**Provided data:**

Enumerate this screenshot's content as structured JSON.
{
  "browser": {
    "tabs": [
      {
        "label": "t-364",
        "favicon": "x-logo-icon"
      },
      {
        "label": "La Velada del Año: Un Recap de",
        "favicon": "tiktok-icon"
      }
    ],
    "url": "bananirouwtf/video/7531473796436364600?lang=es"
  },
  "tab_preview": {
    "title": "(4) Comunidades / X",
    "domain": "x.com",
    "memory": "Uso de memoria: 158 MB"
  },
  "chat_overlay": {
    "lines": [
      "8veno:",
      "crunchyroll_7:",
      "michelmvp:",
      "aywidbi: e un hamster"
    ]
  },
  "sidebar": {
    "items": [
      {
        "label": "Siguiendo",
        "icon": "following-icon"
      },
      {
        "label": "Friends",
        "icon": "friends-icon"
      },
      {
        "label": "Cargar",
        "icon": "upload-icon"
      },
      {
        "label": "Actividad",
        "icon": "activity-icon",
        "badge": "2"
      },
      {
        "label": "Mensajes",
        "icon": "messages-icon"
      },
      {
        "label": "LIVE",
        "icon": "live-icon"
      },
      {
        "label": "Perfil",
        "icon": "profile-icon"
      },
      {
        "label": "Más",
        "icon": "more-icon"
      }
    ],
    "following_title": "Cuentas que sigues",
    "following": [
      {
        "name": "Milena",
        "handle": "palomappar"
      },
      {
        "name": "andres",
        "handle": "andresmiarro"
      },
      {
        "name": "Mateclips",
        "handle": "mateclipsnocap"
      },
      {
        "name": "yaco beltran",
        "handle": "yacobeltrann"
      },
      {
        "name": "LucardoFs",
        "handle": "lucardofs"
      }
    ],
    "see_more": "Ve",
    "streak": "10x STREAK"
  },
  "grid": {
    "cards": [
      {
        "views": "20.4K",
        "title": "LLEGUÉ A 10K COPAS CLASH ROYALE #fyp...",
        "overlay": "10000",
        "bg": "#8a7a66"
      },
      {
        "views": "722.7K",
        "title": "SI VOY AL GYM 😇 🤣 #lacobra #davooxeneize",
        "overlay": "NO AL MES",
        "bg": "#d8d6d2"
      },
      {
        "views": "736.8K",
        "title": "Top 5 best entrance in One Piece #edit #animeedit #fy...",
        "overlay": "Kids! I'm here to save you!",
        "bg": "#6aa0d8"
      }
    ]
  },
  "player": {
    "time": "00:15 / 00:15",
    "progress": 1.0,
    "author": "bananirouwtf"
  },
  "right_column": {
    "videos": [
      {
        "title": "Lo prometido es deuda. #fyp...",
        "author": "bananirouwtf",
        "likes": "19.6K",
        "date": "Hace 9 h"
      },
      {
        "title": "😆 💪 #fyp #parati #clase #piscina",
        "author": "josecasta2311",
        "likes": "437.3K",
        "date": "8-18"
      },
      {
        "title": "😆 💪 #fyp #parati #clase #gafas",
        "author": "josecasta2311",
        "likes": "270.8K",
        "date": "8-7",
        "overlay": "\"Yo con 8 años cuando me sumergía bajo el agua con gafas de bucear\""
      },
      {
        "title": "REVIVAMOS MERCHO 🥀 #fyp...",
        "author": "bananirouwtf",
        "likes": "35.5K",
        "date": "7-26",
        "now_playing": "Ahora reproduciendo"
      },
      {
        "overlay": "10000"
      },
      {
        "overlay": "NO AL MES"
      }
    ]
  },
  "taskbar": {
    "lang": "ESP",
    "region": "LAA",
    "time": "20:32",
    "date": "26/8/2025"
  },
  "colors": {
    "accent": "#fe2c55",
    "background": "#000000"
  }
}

**Exercise details:** For the entries above, count the lines that contain the string "lang", and state that number without further comment.

**Solution for this task:** 2